**Material provided**
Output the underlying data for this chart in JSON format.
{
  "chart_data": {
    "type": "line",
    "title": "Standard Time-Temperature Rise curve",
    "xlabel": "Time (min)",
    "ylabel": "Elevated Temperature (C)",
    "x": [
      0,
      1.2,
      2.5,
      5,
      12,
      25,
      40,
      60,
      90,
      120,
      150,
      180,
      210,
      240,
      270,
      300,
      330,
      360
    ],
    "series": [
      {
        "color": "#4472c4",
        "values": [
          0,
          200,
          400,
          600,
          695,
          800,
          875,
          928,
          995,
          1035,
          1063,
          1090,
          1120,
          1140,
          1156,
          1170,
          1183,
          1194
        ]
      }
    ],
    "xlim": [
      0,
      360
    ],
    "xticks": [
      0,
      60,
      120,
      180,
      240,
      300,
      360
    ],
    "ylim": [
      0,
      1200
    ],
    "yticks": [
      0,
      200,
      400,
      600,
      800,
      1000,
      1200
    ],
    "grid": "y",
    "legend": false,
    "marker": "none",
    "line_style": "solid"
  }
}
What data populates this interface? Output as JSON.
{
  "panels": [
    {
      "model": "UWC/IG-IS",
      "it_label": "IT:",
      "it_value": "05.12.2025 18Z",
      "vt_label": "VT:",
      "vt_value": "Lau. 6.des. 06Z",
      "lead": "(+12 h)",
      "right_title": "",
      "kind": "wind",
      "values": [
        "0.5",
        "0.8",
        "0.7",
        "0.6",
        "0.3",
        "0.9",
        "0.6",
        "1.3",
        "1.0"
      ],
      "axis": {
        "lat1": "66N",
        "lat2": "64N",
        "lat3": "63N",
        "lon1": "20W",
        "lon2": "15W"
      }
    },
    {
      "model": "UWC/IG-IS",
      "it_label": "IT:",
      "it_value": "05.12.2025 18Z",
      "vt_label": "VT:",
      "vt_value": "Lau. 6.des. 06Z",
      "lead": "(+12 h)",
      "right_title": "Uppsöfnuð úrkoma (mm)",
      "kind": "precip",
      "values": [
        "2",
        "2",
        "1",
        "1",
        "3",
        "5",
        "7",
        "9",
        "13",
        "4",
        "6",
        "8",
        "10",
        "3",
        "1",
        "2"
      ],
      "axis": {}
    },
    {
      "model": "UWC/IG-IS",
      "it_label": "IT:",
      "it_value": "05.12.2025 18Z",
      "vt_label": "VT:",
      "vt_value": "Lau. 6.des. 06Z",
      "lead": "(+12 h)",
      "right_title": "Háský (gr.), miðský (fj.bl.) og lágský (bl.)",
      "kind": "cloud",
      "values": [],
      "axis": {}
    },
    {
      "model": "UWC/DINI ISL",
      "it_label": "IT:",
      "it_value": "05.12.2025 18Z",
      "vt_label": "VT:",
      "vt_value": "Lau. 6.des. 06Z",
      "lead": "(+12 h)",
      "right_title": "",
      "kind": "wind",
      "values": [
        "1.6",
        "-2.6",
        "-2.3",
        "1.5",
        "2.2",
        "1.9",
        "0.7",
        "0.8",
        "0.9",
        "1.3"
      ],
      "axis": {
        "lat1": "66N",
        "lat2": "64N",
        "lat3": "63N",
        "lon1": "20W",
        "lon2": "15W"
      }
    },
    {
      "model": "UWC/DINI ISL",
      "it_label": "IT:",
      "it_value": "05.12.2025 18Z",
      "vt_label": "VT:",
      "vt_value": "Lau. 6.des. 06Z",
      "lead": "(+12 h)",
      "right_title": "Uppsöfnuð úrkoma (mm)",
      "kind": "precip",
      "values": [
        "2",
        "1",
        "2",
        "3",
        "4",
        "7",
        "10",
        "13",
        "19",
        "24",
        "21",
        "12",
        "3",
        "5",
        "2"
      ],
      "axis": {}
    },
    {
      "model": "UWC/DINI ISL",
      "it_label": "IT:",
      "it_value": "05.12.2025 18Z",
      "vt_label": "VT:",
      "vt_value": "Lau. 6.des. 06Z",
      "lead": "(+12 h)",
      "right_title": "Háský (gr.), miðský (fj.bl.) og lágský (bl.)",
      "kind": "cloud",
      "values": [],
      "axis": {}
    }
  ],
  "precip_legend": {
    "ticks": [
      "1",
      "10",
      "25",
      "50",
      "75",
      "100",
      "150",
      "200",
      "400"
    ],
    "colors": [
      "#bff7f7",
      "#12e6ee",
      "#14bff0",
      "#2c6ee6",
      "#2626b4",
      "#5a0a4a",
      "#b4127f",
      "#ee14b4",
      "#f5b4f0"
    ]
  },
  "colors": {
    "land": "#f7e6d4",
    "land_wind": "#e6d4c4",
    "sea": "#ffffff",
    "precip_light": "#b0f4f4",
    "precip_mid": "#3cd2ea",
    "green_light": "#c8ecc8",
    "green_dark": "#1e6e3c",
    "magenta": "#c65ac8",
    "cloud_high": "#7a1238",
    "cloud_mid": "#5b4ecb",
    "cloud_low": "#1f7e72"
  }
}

**Aim**
Write out all the records above again, exactly as they stand.

**Response to the exercise**
Output the underlying data for this chart in JSON format.
{
  "chart_data": {
    "type": "line",
    "title": "Standard Time-Temperature Rise curve",
    "xlabel": "Time (min)",
    "ylabel": "Elevated Temperature (C)",
    "x": [
      0,
      1.2,
      2.5,
      5,
      12,
      25,
      40,
      60,
      90,
      120,
      150,
      180,
      210,
      240,
      270,
      300,
      330,
      360
    ],
    "series": [
      {
        "color": "#4472c4",
        "values": [
          0,
          200,
          400,
          600,
          695,
          800,
          875,
          928,
          995,
          1035,
          1063,
          1090,
          1120,
          1140,
          1156,
          1170,
          1183,
          1194
        ]
      }
    ],
    "xlim": [
      0,
      360
    ],
    "xticks": [
      0,
      60,
      120,
      180,
      240,
      300,
      360
    ],
    "ylim": [
      0,
      1200
    ],
    "yticks": [
      0,
      200,
      400,
      600,
      800,
      1000,
      1200
    ],
    "grid": "y",
    "legend": false,
    "marker": "none",
    "line_style": "solid"
  }
}
What data populates this interface? Output as JSON.
{
  "panels": [
    {
      "model": "UWC/IG-IS",
      "it_label": "IT:",
      "it_value": "05.12.2025 18Z",
      "vt_label": "VT:",
      "vt_value": "Lau. 6.des. 06Z",
      "lead": "(+12 h)",
      "right_title": "",
      "kind": "wind",
      "values": [
        "0.5",
        "0.8",
        "0.7",
        "0.6",
        "0.3",
        "0.9",
        "0.6",
        "1.3",
        "1.0"
      ],
      "axis": {
        "lat1": "66N",
        "lat2": "64N",
        "lat3": "63N",
        "lon1": "20W",
        "lon2": "15W"
      }
    },
    {
      "model": "UWC/IG-IS",
      "it_label": "IT:",
      "it_value": "05.12.2025 18Z",
      "vt_label": "VT:",
      "vt_value": "Lau. 6.des. 06Z",
      "lead": "(+12 h)",
      "right_title": "Uppsöfnuð úrkoma (mm)",
      "kind": "precip",
      "values": [
        "2",
        "2",
        "1",
        "1",
        "3",
        "5",
        "7",
        "9",
        "13",
        "4",
        "6",
        "8",
        "10",
        "3",
        "1",
        "2"
      ],
      "axis": {}
    },
    {
      "model": "UWC/IG-IS",
      "it_label": "IT:",
      "it_value": "05.12.2025 18Z",
      "vt_label": "VT:",
      "vt_value": "Lau. 6.des. 06Z",
      "lead": "(+12 h)",
      "right_title": "Háský (gr.), miðský (fj.bl.) og lágský (bl.)",
      "kind": "cloud",
      "values": [],
      "axis": {}
    },
    {
      "model": "UWC/DINI ISL",
      "it_label": "IT:",
      "it_value": "05.12.2025 18Z",
      "vt_label": "VT:",
      "vt_value": "Lau. 6.des. 06Z",
      "lead": "(+12 h)",
      "right_title": "",
      "kind": "wind",
      "values": [
        "1.6",
        "-2.6",
        "-2.3",
        "1.5",
        "2.2",
        "1.9",
        "0.7",
        "0.8",
        "0.9",
        "1.3"
      ],
      "axis": {
        "lat1": "66N",
        "lat2": "64N",
        "lat3": "63N",
        "lon1": "20W",
        "lon2": "15W"
      }
    },
    {
      "model": "UWC/DINI ISL",
      "it_label": "IT:",
      "it_value": "05.12.2025 18Z",
      "vt_label": "VT:",
      "vt_value": "Lau. 6.des. 06Z",
      "lead": "(+12 h)",
      "right_title": "Uppsöfnuð úrkoma (mm)",
      "kind": "precip",
      "values": [
        "2",
        "1",
        "2",
        "3",
        "4",
        "7",
        "10",
        "13",
        "19",
        "24",
        "21",
        "12",
        "3",
        "5",
        "2"
      ],
      "axis": {}
    },
    {
      "model": "UWC/DINI ISL",
      "it_label": "IT:",
      "it_value": "05.12.2025 18Z",
      "vt_label": "VT:",
      "vt_value": "Lau. 6.des. 06Z",
      "lead": "(+12 h)",
      "right_title": "Háský (gr.), miðský (fj.bl.) og lágský (bl.)",
      "kind": "cloud",
      "values": [],
      "axis": {}
    }
  ],
  "precip_legend": {
    "ticks": [
      "1",
      "10",
      "25",
      "50",
      "75",
      "100",
      "150",
      "200",
      "400"
    ],
    "colors": [
      "#bff7f7",
      "#12e6ee",
      "#14bff0",
      "#2c6ee6",
      "#2626b4",
      "#5a0a4a",
      "#b4127f",
      "#ee14b4",
      "#f5b4f0"
    ]
  },
  "colors": {
    "land": "#f7e6d4",
    "land_wind": "#e6d4c4",
    "sea": "#ffffff",
    "precip_light": "#b0f4f4",
    "precip_mid": "#3cd2ea",
    "green_light": "#c8ecc8",
    "green_dark": "#1e6e3c",
    "magenta": "#c65ac8",
    "cloud_high": "#7a1238",
    "cloud_mid": "#5b4ecb",
    "cloud_low": "#1f7e72"
  }
}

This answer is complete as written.